Set exercise -
Make an exact copy of the entries below with the pictures removed.

Data shown -
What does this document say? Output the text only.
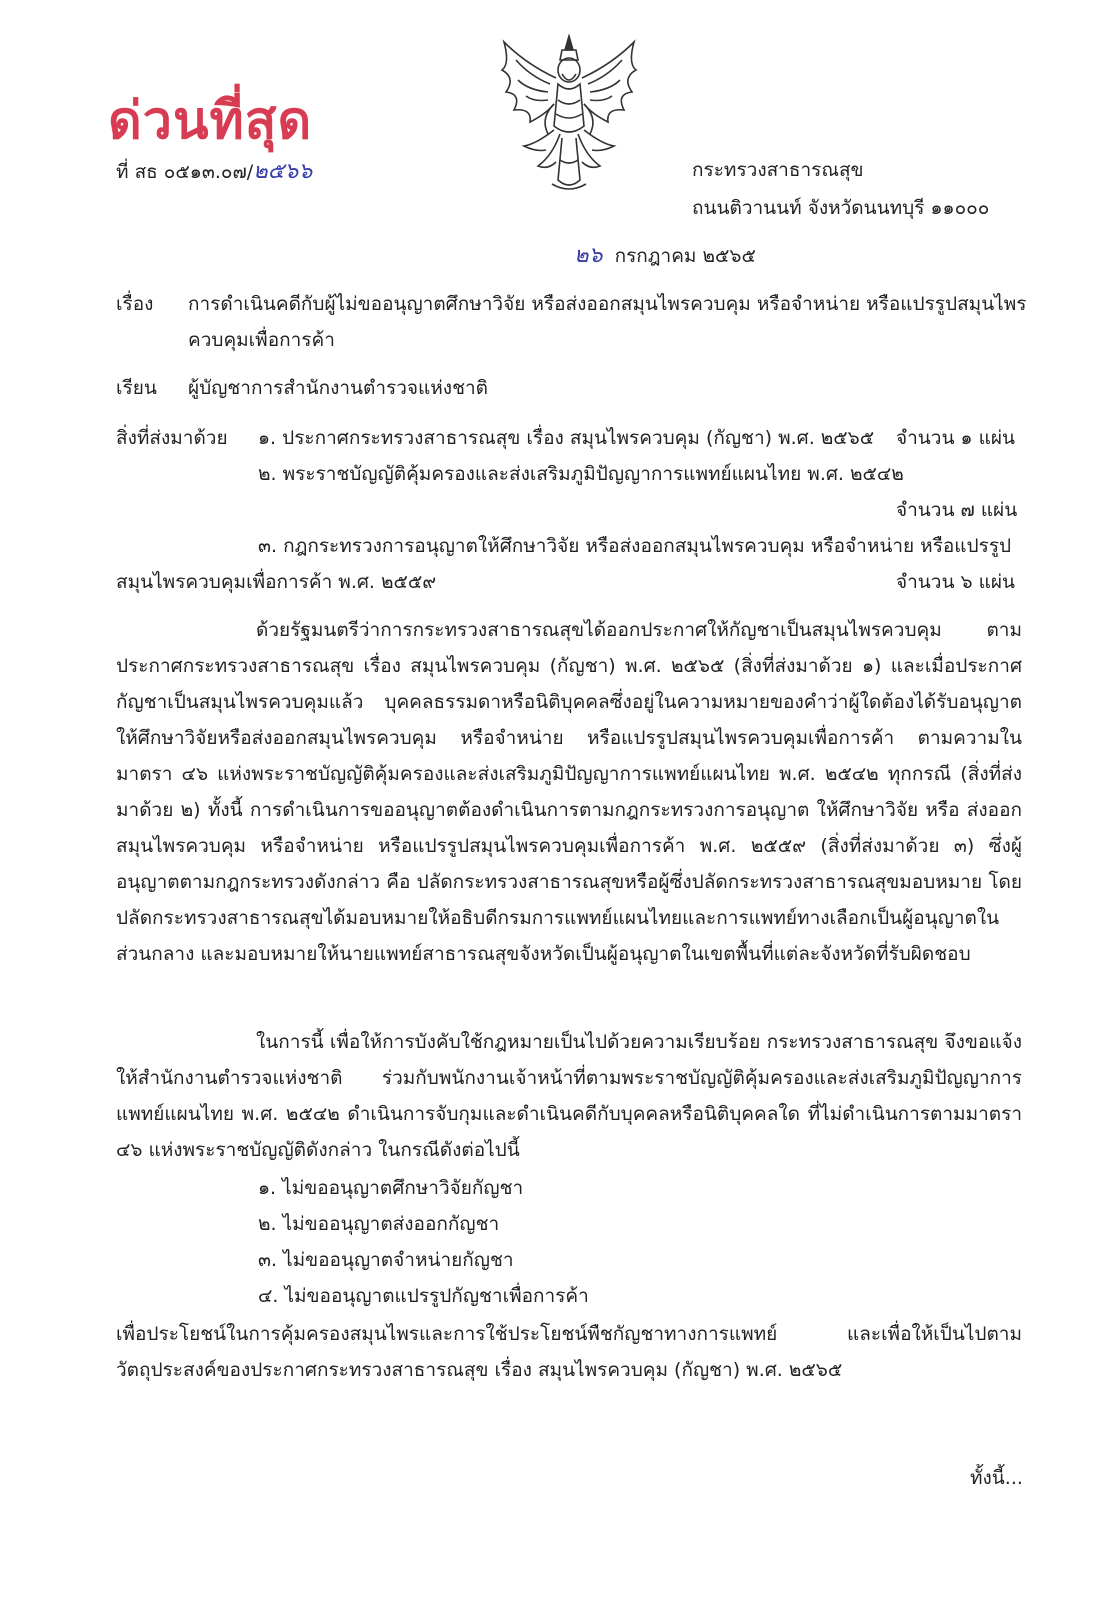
ด่วนที่สุด
ที่ สธ ๐๕๑๓.๐๗/๒๕๖๖	กระทรวงสาธารณสุข
ถนนติวานนท์ จังหวัดนนทบุรี ๑๑๐๐๐
๒๖ กรกฎาคม ๒๕๖๕
เรื่อง การดำเนินคดีกับผู้ไม่ขออนุญาตศึกษาวิจัย หรือส่งออกสมุนไพรควบคุม หรือจำหน่าย หรือแปรรูปสมุนไพร
ควบคุมเพื่อการค้า
เรียน ผู้บัญชาการสำนักงานตำรวจแห่งชาติ
สิ่งที่ส่งมาด้วย ๑. ประกาศกระทรวงสาธารณสุข เรื่อง สมุนไพรควบคุม (กัญชา) พ.ศ. ๒๕๖๕ จำนวน ๑ แผ่น
๒. พระราชบัญญัติคุ้มครองและส่งเสริมภูมิปัญญาการแพทย์แผนไทย พ.ศ. ๒๕๔๒
จำนวน ๗ แผ่น
๓. กฎกระทรวงการอนุญาตให้ศึกษาวิจัย หรือส่งออกสมุนไพรควบคุม หรือจำหน่าย หรือแปรรูป
สมุนไพรควบคุมเพื่อการค้า พ.ศ. ๒๕๕๙	จำนวน ๖ แผ่น

ด้วยรัฐมนตรีว่าการกระทรวงสาธารณสุขได้ออกประกาศให้กัญชาเป็นสมุนไพรควบคุม ตามประกาศกระทรวงสาธารณสุข เรื่อง สมุนไพรควบคุม (กัญชา) พ.ศ. ๒๕๖๕ (สิ่งที่ส่งมาด้วย ๑) และเมื่อประกาศกัญชาเป็นสมุนไพรควบคุมแล้ว บุคคลธรรมดาหรือนิติบุคคลซึ่งอยู่ในความหมายของคำว่าผู้ใดต้องได้รับอนุญาตให้ศึกษาวิจัยหรือส่งออกสมุนไพรควบคุม หรือจำหน่าย หรือแปรรูปสมุนไพรควบคุมเพื่อการค้า ตามความในมาตรา ๔๖ แห่งพระราชบัญญัติคุ้มครองและส่งเสริมภูมิปัญญาการแพทย์แผนไทย พ.ศ. ๒๕๔๒ ทุกกรณี (สิ่งที่ส่งมาด้วย ๒) ทั้งนี้ การดำเนินการขออนุญาตต้องดำเนินการตามกฎกระทรวงการอนุญาต ให้ศึกษาวิจัย หรือ ส่งออกสมุนไพรควบคุม หรือจำหน่าย หรือแปรรูปสมุนไพรควบคุมเพื่อการค้า พ.ศ. ๒๕๕๙ (สิ่งที่ส่งมาด้วย ๓) ซึ่งผู้อนุญาตตามกฎกระทรวงดังกล่าว คือ ปลัดกระทรวงสาธารณสุขหรือผู้ซึ่งปลัดกระทรวงสาธารณสุขมอบหมาย โดยปลัดกระทรวงสาธารณสุขได้มอบหมายให้อธิบดีกรมการแพทย์แผนไทยและการแพทย์ทางเลือกเป็นผู้อนุญาตในส่วนกลาง และมอบหมายให้นายแพทย์สาธารณสุขจังหวัดเป็นผู้อนุญาตในเขตพื้นที่แต่ละจังหวัดที่รับผิดชอบ

ในการนี้ เพื่อให้การบังคับใช้กฎหมายเป็นไปด้วยความเรียบร้อย กระทรวงสาธารณสุข จึงขอแจ้งให้สำนักงานตำรวจแห่งชาติ ร่วมกับพนักงานเจ้าหน้าที่ตามพระราชบัญญัติคุ้มครองและส่งเสริมภูมิปัญญาการแพทย์แผนไทย พ.ศ. ๒๕๔๒ ดำเนินการจับกุมและดำเนินคดีกับบุคคลหรือนิติบุคคลใด ที่ไม่ดำเนินการตามมาตรา ๔๖ แห่งพระราชบัญญัติดังกล่าว ในกรณีดังต่อไปนี้

๑. ไม่ขออนุญาตศึกษาวิจัยกัญชา
๒. ไม่ขออนุญาตส่งออกกัญชา
๓. ไม่ขออนุญาตจำหน่ายกัญชา
๔. ไม่ขออนุญาตแปรรูปกัญชาเพื่อการค้า

เพื่อประโยชน์ในการคุ้มครองสมุนไพรและการใช้ประโยชน์พืชกัญชาทางการแพทย์ และเพื่อให้เป็นไปตาม วัตถุประสงค์ของประกาศกระทรวงสาธารณสุข เรื่อง สมุนไพรควบคุม (กัญชา) พ.ศ. ๒๕๖๕

ทั้งนี้...
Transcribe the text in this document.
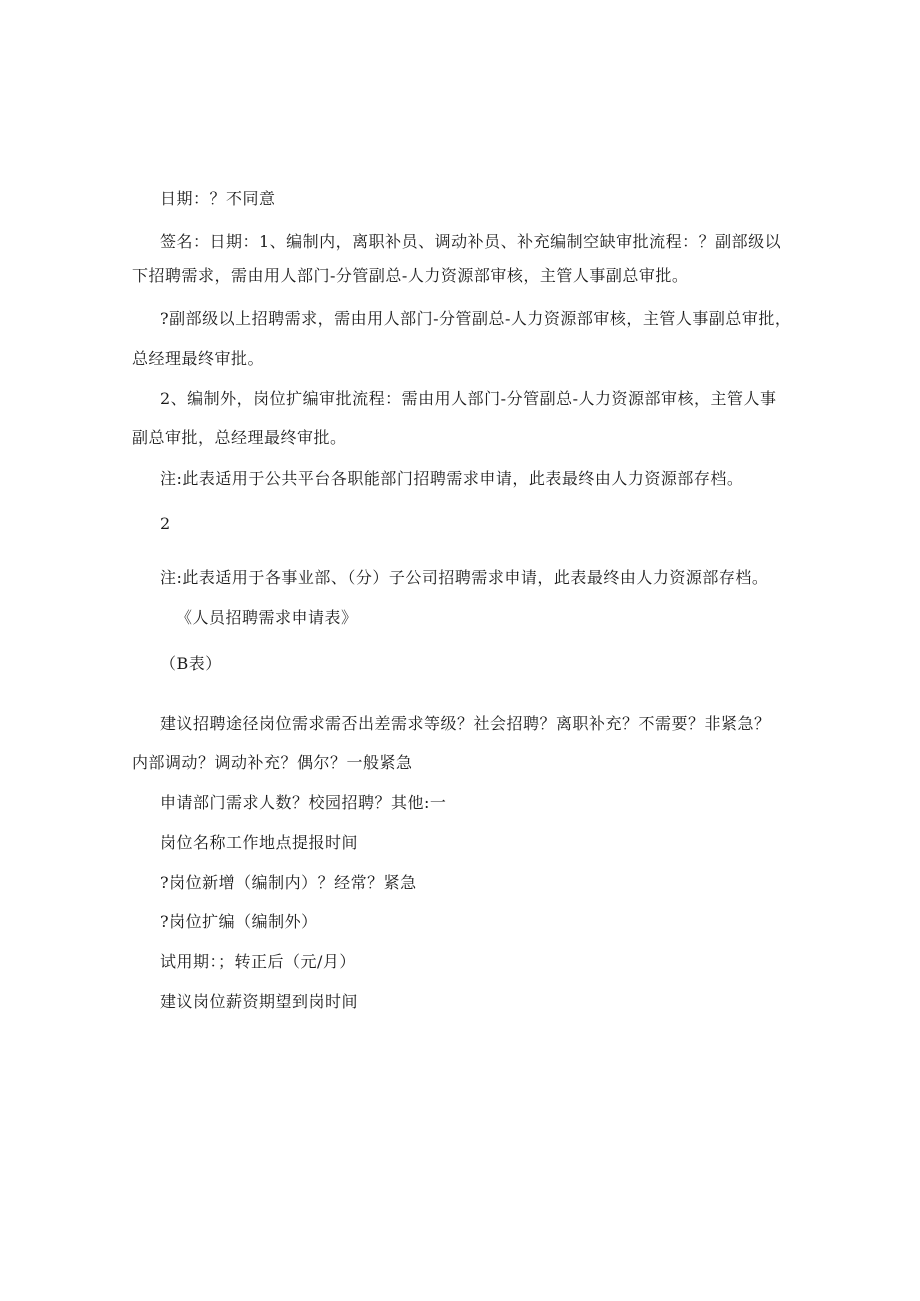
日期：？不同意
签名：日期：1、编制内，离职补员、调动补员、补充编制空缺审批流程：？副部级以
下招聘需求，需由用人部门-分管副总-人力资源部审核，主管人事副总审批。
?副部级以上招聘需求，需由用人部门-分管副总-人力资源部审核，主管人事副总审批，
总经理最终审批。
2、编制外，岗位扩编审批流程：需由用人部门-分管副总-人力资源部审核，主管人事
副总审批，总经理最终审批。
注:此表适用于公共平台各职能部门招聘需求申请，此表最终由人力资源部存档。
2
注:此表适用于各事业部、（分）子公司招聘需求申请，此表最终由人力资源部存档。
《人员招聘需求申请表》
（B表）
建议招聘途径岗位需求需否出差需求等级？社会招聘？离职补充？不需要？非紧急？
内部调动？调动补充？偶尔？一般紧急
申请部门需求人数？校园招聘？其他:一
岗位名称工作地点提报时间
?岗位新增（编制内）？经常？紧急
?岗位扩编（编制外）
试用期：；转正后（元/月）
建议岗位薪资期望到岗时间
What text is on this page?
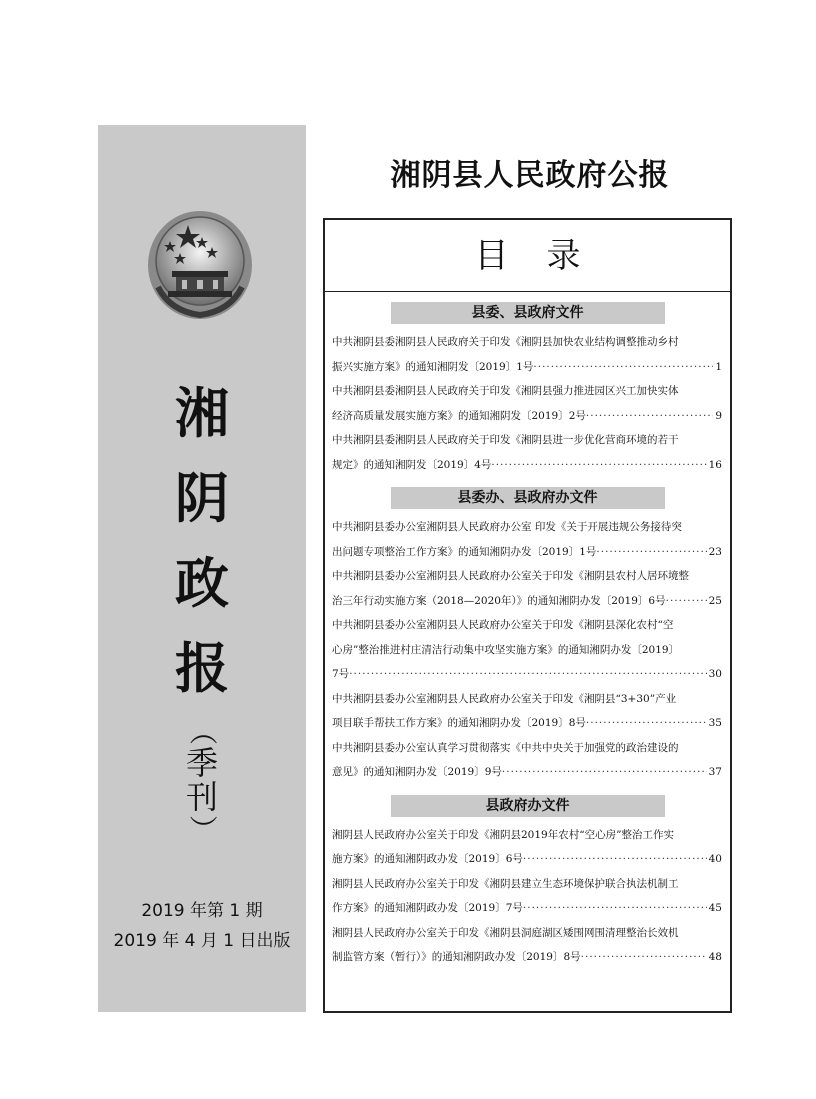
湘
阴
政
报
（
季
刊
）
2019 年第 1 期
2019 年 4 月 1 日出版
湘阴县人民政府公报
目录
县委、县政府文件
中共湘阴县委湘阴县人民政府关于印发《湘阴县加快农业结构调整推动乡村
振兴实施方案》的通知湘阴发〔2019〕1号 ·····	1
中共湘阴县委湘阴县人民政府关于印发《湘阴县强力推进园区兴工加快实体
经济高质量发展实施方案》的通知湘阴发〔2019〕2号 ·····	9
中共湘阴县委湘阴县人民政府关于印发《湘阴县进一步优化营商环境的若干
规定》的通知湘阴发〔2019〕4号 ·····	16
县委办、县政府办文件
中共湘阴县委办公室湘阴县人民政府办公室 印发《关于开展违规公务接待突
出问题专项整治工作方案》的通知湘阴办发〔2019〕1号 ·····	23
中共湘阴县委办公室湘阴县人民政府办公室关于印发《湘阴县农村人居环境整
治三年行动实施方案（2018—2020年）》的通知湘阴办发〔2019〕6号 ·····	25
中共湘阴县委办公室湘阴县人民政府办公室关于印发《湘阴县深化农村“空
心房”整治推进村庄清洁行动集中攻坚实施方案》的通知湘阴办发〔2019〕
7号 ·····	30
中共湘阴县委办公室湘阴县人民政府办公室关于印发《湘阴县“3+30”产业
项目联手帮扶工作方案》的通知湘阴办发〔2019〕8号 ·····	35
中共湘阴县委办公室认真学习贯彻落实《中共中央关于加强党的政治建设的
意见》的通知湘阴办发〔2019〕9号 ·····	37
县政府办文件
湘阴县人民政府办公室关于印发《湘阴县2019年农村“空心房”整治工作实
施方案》的通知湘阴政办发〔2019〕6号 ·····	40
湘阴县人民政府办公室关于印发《湘阴县建立生态环境保护联合执法机制工
作方案》的通知湘阴政办发〔2019〕7号 ·····	45
湘阴县人民政府办公室关于印发《湘阴县洞庭湖区矮围网围清理整治长效机
制监管方案（暂行）》的通知湘阴政办发〔2019〕8号 ·····	48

Complete response -
What does this document say? Output the text only.
ด่วนที่สุด
ที่ สธ ๐๕๑๓.๐๗/๒๕๖๖	กระทรวงสาธารณสุข
ถนนติวานนท์ จังหวัดนนทบุรี ๑๑๐๐๐
๒๖ กรกฎาคม ๒๕๖๕
เรื่อง การดำเนินคดีกับผู้ไม่ขออนุญาตศึกษาวิจัย หรือส่งออกสมุนไพรควบคุม หรือจำหน่าย หรือแปรรูปสมุนไพร
ควบคุมเพื่อการค้า
เรียน ผู้บัญชาการสำนักงานตำรวจแห่งชาติ
สิ่งที่ส่งมาด้วย ๑. ประกาศกระทรวงสาธารณสุข เรื่อง สมุนไพรควบคุม (กัญชา) พ.ศ. ๒๕๖๕ จำนวน ๑ แผ่น
๒. พระราชบัญญัติคุ้มครองและส่งเสริมภูมิปัญญาการแพทย์แผนไทย พ.ศ. ๒๕๔๒
จำนวน ๗ แผ่น
๓. กฎกระทรวงการอนุญาตให้ศึกษาวิจัย หรือส่งออกสมุนไพรควบคุม หรือจำหน่าย หรือแปรรูป
สมุนไพรควบคุมเพื่อการค้า พ.ศ. ๒๕๕๙	จำนวน ๖ แผ่น

ด้วยรัฐมนตรีว่าการกระทรวงสาธารณสุขได้ออกประกาศให้กัญชาเป็นสมุนไพรควบคุม ตามประกาศกระทรวงสาธารณสุข เรื่อง สมุนไพรควบคุม (กัญชา) พ.ศ. ๒๕๖๕ (สิ่งที่ส่งมาด้วย ๑) และเมื่อประกาศกัญชาเป็นสมุนไพรควบคุมแล้ว บุคคลธรรมดาหรือนิติบุคคลซึ่งอยู่ในความหมายของคำว่าผู้ใดต้องได้รับอนุญาตให้ศึกษาวิจัยหรือส่งออกสมุนไพรควบคุม หรือจำหน่าย หรือแปรรูปสมุนไพรควบคุมเพื่อการค้า ตามความในมาตรา ๔๖ แห่งพระราชบัญญัติคุ้มครองและส่งเสริมภูมิปัญญาการแพทย์แผนไทย พ.ศ. ๒๕๔๒ ทุกกรณี (สิ่งที่ส่งมาด้วย ๒) ทั้งนี้ การดำเนินการขออนุญาตต้องดำเนินการตามกฎกระทรวงการอนุญาต ให้ศึกษาวิจัย หรือ ส่งออกสมุนไพรควบคุม หรือจำหน่าย หรือแปรรูปสมุนไพรควบคุมเพื่อการค้า พ.ศ. ๒๕๕๙ (สิ่งที่ส่งมาด้วย ๓) ซึ่งผู้อนุญาตตามกฎกระทรวงดังกล่าว คือ ปลัดกระทรวงสาธารณสุขหรือผู้ซึ่งปลัดกระทรวงสาธารณสุขมอบหมาย โดยปลัดกระทรวงสาธารณสุขได้มอบหมายให้อธิบดีกรมการแพทย์แผนไทยและการแพทย์ทางเลือกเป็นผู้อนุญาตในส่วนกลาง และมอบหมายให้นายแพทย์สาธารณสุขจังหวัดเป็นผู้อนุญาตในเขตพื้นที่แต่ละจังหวัดที่รับผิดชอบ

ในการนี้ เพื่อให้การบังคับใช้กฎหมายเป็นไปด้วยความเรียบร้อย กระทรวงสาธารณสุข จึงขอแจ้งให้สำนักงานตำรวจแห่งชาติ ร่วมกับพนักงานเจ้าหน้าที่ตามพระราชบัญญัติคุ้มครองและส่งเสริมภูมิปัญญาการแพทย์แผนไทย พ.ศ. ๒๕๔๒ ดำเนินการจับกุมและดำเนินคดีกับบุคคลหรือนิติบุคคลใด ที่ไม่ดำเนินการตามมาตรา ๔๖ แห่งพระราชบัญญัติดังกล่าว ในกรณีดังต่อไปนี้

๑. ไม่ขออนุญาตศึกษาวิจัยกัญชา
๒. ไม่ขออนุญาตส่งออกกัญชา
๓. ไม่ขออนุญาตจำหน่ายกัญชา
๔. ไม่ขออนุญาตแปรรูปกัญชาเพื่อการค้า

เพื่อประโยชน์ในการคุ้มครองสมุนไพรและการใช้ประโยชน์พืชกัญชาทางการแพทย์ และเพื่อให้เป็นไปตาม วัตถุประสงค์ของประกาศกระทรวงสาธารณสุข เรื่อง สมุนไพรควบคุม (กัญชา) พ.ศ. ๒๕๖๕

ทั้งนี้...
Transcribe the text in this document.
日期：？不同意
签名：日期：1、编制内，离职补员、调动补员、补充编制空缺审批流程：？副部级以
下招聘需求，需由用人部门-分管副总-人力资源部审核，主管人事副总审批。
?副部级以上招聘需求，需由用人部门-分管副总-人力资源部审核，主管人事副总审批，
总经理最终审批。
2、编制外，岗位扩编审批流程：需由用人部门-分管副总-人力资源部审核，主管人事
副总审批，总经理最终审批。
注:此表适用于公共平台各职能部门招聘需求申请，此表最终由人力资源部存档。
2
注:此表适用于各事业部、（分）子公司招聘需求申请，此表最终由人力资源部存档。
《人员招聘需求申请表》
（B表）
建议招聘途径岗位需求需否出差需求等级？社会招聘？离职补充？不需要？非紧急？
内部调动？调动补充？偶尔？一般紧急
申请部门需求人数？校园招聘？其他:一
岗位名称工作地点提报时间
?岗位新增（编制内）？经常？紧急
?岗位扩编（编制外）
试用期：；转正后（元/月）
建议岗位薪资期望到岗时间
What text is on this page?
湘
阴
政
报
（
季
刊
）
2019 年第 1 期
2019 年 4 月 1 日出版
湘阴县人民政府公报
目录
县委、县政府文件
中共湘阴县委湘阴县人民政府关于印发《湘阴县加快农业结构调整推动乡村
振兴实施方案》的通知湘阴发〔2019〕1号 ·····	1
中共湘阴县委湘阴县人民政府关于印发《湘阴县强力推进园区兴工加快实体
经济高质量发展实施方案》的通知湘阴发〔2019〕2号 ·····	9
中共湘阴县委湘阴县人民政府关于印发《湘阴县进一步优化营商环境的若干
规定》的通知湘阴发〔2019〕4号 ·····	16
县委办、县政府办文件
中共湘阴县委办公室湘阴县人民政府办公室 印发《关于开展违规公务接待突
出问题专项整治工作方案》的通知湘阴办发〔2019〕1号 ·····	23
中共湘阴县委办公室湘阴县人民政府办公室关于印发《湘阴县农村人居环境整
治三年行动实施方案（2018—2020年）》的通知湘阴办发〔2019〕6号 ·····	25
中共湘阴县委办公室湘阴县人民政府办公室关于印发《湘阴县深化农村“空
心房”整治推进村庄清洁行动集中攻坚实施方案》的通知湘阴办发〔2019〕
7号 ·····	30
中共湘阴县委办公室湘阴县人民政府办公室关于印发《湘阴县“3+30”产业
项目联手帮扶工作方案》的通知湘阴办发〔2019〕8号 ·····	35
中共湘阴县委办公室认真学习贯彻落实《中共中央关于加强党的政治建设的
意见》的通知湘阴办发〔2019〕9号 ·····	37
县政府办文件
湘阴县人民政府办公室关于印发《湘阴县2019年农村“空心房”整治工作实
施方案》的通知湘阴政办发〔2019〕6号 ·····	40
湘阴县人民政府办公室关于印发《湘阴县建立生态环境保护联合执法机制工
作方案》的通知湘阴政办发〔2019〕7号 ·····	45
湘阴县人民政府办公室关于印发《湘阴县洞庭湖区矮围网围清理整治长效机
制监管方案（暂行）》的通知湘阴政办发〔2019〕8号 ·····	48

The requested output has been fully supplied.